• _GIVEN RECORDS_
-------

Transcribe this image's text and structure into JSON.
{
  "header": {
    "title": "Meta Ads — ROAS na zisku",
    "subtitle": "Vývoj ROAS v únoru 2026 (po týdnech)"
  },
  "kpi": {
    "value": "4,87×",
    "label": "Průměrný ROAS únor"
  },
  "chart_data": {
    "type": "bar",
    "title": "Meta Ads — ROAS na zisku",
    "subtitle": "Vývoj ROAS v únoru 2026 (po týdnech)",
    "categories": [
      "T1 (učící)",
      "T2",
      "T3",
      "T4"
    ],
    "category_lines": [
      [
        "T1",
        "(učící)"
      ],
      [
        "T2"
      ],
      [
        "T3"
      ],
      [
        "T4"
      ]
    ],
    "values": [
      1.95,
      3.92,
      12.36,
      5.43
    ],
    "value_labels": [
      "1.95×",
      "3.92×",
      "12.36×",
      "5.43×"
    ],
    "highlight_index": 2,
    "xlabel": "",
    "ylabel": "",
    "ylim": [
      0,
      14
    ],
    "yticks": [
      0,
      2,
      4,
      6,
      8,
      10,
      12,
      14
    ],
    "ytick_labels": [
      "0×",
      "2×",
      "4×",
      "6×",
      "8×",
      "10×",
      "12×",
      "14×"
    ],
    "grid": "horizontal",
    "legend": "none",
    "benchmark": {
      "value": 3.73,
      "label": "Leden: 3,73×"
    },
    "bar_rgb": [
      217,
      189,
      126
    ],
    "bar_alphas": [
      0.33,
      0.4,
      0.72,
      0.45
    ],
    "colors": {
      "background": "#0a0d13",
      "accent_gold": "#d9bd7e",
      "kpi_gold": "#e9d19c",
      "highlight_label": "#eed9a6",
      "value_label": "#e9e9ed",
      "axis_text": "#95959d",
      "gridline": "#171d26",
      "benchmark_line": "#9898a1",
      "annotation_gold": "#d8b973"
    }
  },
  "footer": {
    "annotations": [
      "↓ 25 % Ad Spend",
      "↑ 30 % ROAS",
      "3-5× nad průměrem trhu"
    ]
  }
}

-------

• _GIVEN EXERCISE_
Extract each line from the listing above, please, and repeat it exactly.

• _EXERCISE RESULT_
Transcribe this image's text and structure into JSON.
{
  "header": {
    "title": "Meta Ads — ROAS na zisku",
    "subtitle": "Vývoj ROAS v únoru 2026 (po týdnech)"
  },
  "kpi": {
    "value": "4,87×",
    "label": "Průměrný ROAS únor"
  },
  "chart_data": {
    "type": "bar",
    "title": "Meta Ads — ROAS na zisku",
    "subtitle": "Vývoj ROAS v únoru 2026 (po týdnech)",
    "categories": [
      "T1 (učící)",
      "T2",
      "T3",
      "T4"
    ],
    "category_lines": [
      [
        "T1",
        "(učící)"
      ],
      [
        "T2"
      ],
      [
        "T3"
      ],
      [
        "T4"
      ]
    ],
    "values": [
      1.95,
      3.92,
      12.36,
      5.43
    ],
    "value_labels": [
      "1.95×",
      "3.92×",
      "12.36×",
      "5.43×"
    ],
    "highlight_index": 2,
    "xlabel": "",
    "ylabel": "",
    "ylim": [
      0,
      14
    ],
    "yticks": [
      0,
      2,
      4,
      6,
      8,
      10,
      12,
      14
    ],
    "ytick_labels": [
      "0×",
      "2×",
      "4×",
      "6×",
      "8×",
      "10×",
      "12×",
      "14×"
    ],
    "grid": "horizontal",
    "legend": "none",
    "benchmark": {
      "value": 3.73,
      "label": "Leden: 3,73×"
    },
    "bar_rgb": [
      217,
      189,
      126
    ],
    "bar_alphas": [
      0.33,
      0.4,
      0.72,
      0.45
    ],
    "colors": {
      "background": "#0a0d13",
      "accent_gold": "#d9bd7e",
      "kpi_gold": "#e9d19c",
      "highlight_label": "#eed9a6",
      "value_label": "#e9e9ed",
      "axis_text": "#95959d",
      "gridline": "#171d26",
      "benchmark_line": "#9898a1",
      "annotation_gold": "#d8b973"
    }
  },
  "footer": {
    "annotations": [
      "↓ 25 % Ad Spend",
      "↑ 30 % ROAS",
      "3-5× nad průměrem trhu"
    ]
  }
}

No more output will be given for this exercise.